- **DO THIS**
Return the records, each one exactly as written.

- **MATERIAL FOR THIS EXERCISE**
**********

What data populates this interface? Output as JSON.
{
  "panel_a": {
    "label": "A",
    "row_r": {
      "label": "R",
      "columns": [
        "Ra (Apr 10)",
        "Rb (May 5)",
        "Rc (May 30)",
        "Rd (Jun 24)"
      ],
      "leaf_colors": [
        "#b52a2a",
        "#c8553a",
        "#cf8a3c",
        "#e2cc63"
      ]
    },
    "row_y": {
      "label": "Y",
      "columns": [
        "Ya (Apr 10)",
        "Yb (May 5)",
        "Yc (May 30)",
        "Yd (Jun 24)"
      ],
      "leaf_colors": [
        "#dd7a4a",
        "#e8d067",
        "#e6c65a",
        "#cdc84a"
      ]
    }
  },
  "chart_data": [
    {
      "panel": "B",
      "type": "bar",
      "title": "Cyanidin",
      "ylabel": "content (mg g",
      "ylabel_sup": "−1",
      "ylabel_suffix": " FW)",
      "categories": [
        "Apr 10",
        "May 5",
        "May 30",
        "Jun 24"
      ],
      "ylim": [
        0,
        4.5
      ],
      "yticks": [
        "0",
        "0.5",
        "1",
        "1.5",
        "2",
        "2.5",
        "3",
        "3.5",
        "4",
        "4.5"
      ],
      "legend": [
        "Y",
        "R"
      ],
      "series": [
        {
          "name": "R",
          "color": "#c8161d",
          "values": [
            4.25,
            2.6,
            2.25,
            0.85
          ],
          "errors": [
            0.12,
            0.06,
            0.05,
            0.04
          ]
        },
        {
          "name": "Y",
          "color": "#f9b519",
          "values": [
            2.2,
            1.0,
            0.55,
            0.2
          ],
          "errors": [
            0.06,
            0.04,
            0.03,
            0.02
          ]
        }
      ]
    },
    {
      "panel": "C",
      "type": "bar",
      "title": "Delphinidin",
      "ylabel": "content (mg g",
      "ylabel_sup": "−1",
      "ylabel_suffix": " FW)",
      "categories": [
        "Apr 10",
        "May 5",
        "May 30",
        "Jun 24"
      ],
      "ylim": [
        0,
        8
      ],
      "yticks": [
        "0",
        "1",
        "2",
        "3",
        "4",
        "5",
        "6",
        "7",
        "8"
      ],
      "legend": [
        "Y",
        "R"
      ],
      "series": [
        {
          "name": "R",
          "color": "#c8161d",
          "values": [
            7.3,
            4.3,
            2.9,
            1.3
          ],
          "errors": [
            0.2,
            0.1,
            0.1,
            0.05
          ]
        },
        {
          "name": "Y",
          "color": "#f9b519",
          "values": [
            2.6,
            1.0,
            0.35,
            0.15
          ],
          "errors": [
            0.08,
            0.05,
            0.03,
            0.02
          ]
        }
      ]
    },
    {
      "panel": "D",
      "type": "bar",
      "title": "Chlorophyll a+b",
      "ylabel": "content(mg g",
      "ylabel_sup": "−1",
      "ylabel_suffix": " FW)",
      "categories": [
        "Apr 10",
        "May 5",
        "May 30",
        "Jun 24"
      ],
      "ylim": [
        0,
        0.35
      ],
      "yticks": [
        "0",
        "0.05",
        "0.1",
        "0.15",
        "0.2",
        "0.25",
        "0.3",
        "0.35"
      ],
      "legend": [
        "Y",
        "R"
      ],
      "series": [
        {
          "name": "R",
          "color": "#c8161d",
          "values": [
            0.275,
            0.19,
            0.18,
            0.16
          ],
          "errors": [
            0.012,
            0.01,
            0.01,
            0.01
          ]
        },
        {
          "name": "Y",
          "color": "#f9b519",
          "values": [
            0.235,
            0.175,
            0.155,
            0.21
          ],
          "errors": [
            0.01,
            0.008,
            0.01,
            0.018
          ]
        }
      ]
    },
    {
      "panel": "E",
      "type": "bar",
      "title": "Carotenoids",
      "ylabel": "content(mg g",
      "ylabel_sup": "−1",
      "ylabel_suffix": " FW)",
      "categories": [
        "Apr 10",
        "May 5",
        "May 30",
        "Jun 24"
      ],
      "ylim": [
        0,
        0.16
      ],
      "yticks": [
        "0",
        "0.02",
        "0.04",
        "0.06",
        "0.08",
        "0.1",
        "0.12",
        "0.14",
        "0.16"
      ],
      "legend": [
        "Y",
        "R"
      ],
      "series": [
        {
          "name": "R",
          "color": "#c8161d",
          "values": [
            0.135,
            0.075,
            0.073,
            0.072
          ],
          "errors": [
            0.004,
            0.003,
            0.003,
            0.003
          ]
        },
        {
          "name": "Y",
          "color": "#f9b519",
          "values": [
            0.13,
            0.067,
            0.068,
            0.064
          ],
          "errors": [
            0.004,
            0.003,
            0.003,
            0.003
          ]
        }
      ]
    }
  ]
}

**********

- **RESULT BELOW**
What data populates this interface? Output as JSON.
{
  "panel_a": {
    "label": "A",
    "row_r": {
      "label": "R",
      "columns": [
        "Ra (Apr 10)",
        "Rb (May 5)",
        "Rc (May 30)",
        "Rd (Jun 24)"
      ],
      "leaf_colors": [
        "#b52a2a",
        "#c8553a",
        "#cf8a3c",
        "#e2cc63"
      ]
    },
    "row_y": {
      "label": "Y",
      "columns": [
        "Ya (Apr 10)",
        "Yb (May 5)",
        "Yc (May 30)",
        "Yd (Jun 24)"
      ],
      "leaf_colors": [
        "#dd7a4a",
        "#e8d067",
        "#e6c65a",
        "#cdc84a"
      ]
    }
  },
  "chart_data": [
    {
      "panel": "B",
      "type": "bar",
      "title": "Cyanidin",
      "ylabel": "content (mg g",
      "ylabel_sup": "−1",
      "ylabel_suffix": " FW)",
      "categories": [
        "Apr 10",
        "May 5",
        "May 30",
        "Jun 24"
      ],
      "ylim": [
        0,
        4.5
      ],
      "yticks": [
        "0",
        "0.5",
        "1",
        "1.5",
        "2",
        "2.5",
        "3",
        "3.5",
        "4",
        "4.5"
      ],
      "legend": [
        "Y",
        "R"
      ],
      "series": [
        {
          "name": "R",
          "color": "#c8161d",
          "values": [
            4.25,
            2.6,
            2.25,
            0.85
          ],
          "errors": [
            0.12,
            0.06,
            0.05,
            0.04
          ]
        },
        {
          "name": "Y",
          "color": "#f9b519",
          "values": [
            2.2,
            1.0,
            0.55,
            0.2
          ],
          "errors": [
            0.06,
            0.04,
            0.03,
            0.02
          ]
        }
      ]
    },
    {
      "panel": "C",
      "type": "bar",
      "title": "Delphinidin",
      "ylabel": "content (mg g",
      "ylabel_sup": "−1",
      "ylabel_suffix": " FW)",
      "categories": [
        "Apr 10",
        "May 5",
        "May 30",
        "Jun 24"
      ],
      "ylim": [
        0,
        8
      ],
      "yticks": [
        "0",
        "1",
        "2",
        "3",
        "4",
        "5",
        "6",
        "7",
        "8"
      ],
      "legend": [
        "Y",
        "R"
      ],
      "series": [
        {
          "name": "R",
          "color": "#c8161d",
          "values": [
            7.3,
            4.3,
            2.9,
            1.3
          ],
          "errors": [
            0.2,
            0.1,
            0.1,
            0.05
          ]
        },
        {
          "name": "Y",
          "color": "#f9b519",
          "values": [
            2.6,
            1.0,
            0.35,
            0.15
          ],
          "errors": [
            0.08,
            0.05,
            0.03,
            0.02
          ]
        }
      ]
    },
    {
      "panel": "D",
      "type": "bar",
      "title": "Chlorophyll a+b",
      "ylabel": "content(mg g",
      "ylabel_sup": "−1",
      "ylabel_suffix": " FW)",
      "categories": [
        "Apr 10",
        "May 5",
        "May 30",
        "Jun 24"
      ],
      "ylim": [
        0,
        0.35
      ],
      "yticks": [
        "0",
        "0.05",
        "0.1",
        "0.15",
        "0.2",
        "0.25",
        "0.3",
        "0.35"
      ],
      "legend": [
        "Y",
        "R"
      ],
      "series": [
        {
          "name": "R",
          "color": "#c8161d",
          "values": [
            0.275,
            0.19,
            0.18,
            0.16
          ],
          "errors": [
            0.012,
            0.01,
            0.01,
            0.01
          ]
        },
        {
          "name": "Y",
          "color": "#f9b519",
          "values": [
            0.235,
            0.175,
            0.155,
            0.21
          ],
          "errors": [
            0.01,
            0.008,
            0.01,
            0.018
          ]
        }
      ]
    },
    {
      "panel": "E",
      "type": "bar",
      "title": "Carotenoids",
      "ylabel": "content(mg g",
      "ylabel_sup": "−1",
      "ylabel_suffix": " FW)",
      "categories": [
        "Apr 10",
        "May 5",
        "May 30",
        "Jun 24"
      ],
      "ylim": [
        0,
        0.16
      ],
      "yticks": [
        "0",
        "0.02",
        "0.04",
        "0.06",
        "0.08",
        "0.1",
        "0.12",
        "0.14",
        "0.16"
      ],
      "legend": [
        "Y",
        "R"
      ],
      "series": [
        {
          "name": "R",
          "color": "#c8161d",
          "values": [
            0.135,
            0.075,
            0.073,
            0.072
          ],
          "errors": [
            0.004,
            0.003,
            0.003,
            0.003
          ]
        },
        {
          "name": "Y",
          "color": "#f9b519",
          "values": [
            0.13,
            0.067,
            0.068,
            0.064
          ],
          "errors": [
            0.004,
            0.003,
            0.003,
            0.003
          ]
        }
      ]
    }
  ]
}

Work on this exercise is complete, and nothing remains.